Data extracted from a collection
================

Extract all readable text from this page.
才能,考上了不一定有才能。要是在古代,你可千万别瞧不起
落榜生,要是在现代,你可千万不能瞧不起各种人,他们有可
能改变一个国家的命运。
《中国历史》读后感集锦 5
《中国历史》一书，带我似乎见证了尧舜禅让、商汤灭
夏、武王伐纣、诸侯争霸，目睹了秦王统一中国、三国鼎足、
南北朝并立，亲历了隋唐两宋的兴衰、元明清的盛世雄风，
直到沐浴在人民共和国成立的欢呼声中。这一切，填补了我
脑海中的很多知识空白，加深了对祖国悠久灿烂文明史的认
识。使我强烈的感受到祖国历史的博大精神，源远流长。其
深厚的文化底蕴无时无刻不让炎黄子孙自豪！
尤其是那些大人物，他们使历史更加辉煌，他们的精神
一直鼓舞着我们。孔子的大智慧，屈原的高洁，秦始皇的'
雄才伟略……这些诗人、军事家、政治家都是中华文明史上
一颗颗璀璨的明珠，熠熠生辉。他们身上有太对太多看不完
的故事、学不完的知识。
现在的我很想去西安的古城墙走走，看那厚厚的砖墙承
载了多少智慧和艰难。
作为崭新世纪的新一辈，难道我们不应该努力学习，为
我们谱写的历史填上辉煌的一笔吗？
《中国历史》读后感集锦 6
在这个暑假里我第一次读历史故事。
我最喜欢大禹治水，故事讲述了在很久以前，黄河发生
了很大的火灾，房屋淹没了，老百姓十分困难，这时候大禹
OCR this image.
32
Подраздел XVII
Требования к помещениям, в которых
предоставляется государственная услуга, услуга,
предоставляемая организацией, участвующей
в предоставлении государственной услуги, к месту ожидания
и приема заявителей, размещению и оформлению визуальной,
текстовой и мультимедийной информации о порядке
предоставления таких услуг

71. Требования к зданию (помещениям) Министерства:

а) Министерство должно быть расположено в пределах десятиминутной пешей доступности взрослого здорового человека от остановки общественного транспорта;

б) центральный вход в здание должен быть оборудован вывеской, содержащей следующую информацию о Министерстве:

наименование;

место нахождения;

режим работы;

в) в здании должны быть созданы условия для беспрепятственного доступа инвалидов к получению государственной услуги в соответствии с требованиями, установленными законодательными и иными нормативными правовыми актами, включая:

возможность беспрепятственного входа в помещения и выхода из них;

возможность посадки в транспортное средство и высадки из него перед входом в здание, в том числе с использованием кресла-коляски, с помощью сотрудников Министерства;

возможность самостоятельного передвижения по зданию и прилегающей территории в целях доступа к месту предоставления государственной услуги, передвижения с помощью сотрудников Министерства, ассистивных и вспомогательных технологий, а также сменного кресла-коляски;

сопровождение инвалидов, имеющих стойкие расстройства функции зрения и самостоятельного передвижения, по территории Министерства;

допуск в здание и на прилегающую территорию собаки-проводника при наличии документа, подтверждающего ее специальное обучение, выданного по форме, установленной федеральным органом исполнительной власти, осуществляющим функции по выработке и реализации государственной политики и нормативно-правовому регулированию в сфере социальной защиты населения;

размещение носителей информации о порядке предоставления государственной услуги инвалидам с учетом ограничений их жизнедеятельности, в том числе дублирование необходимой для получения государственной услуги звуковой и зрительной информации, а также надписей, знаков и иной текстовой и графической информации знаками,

================

Go through the records and pull out each line that includes the word "зданию".

71. Требования к зданию (помещениям) Министерства:
возможность самостоятельного передвижения по зданию и прилегающей территории в целях доступа к месту предоставления государственной услуги, передвижения с помощью сотрудников Министерства, ассистивных и вспомогательных технологий, а также сменного кресла-коляски;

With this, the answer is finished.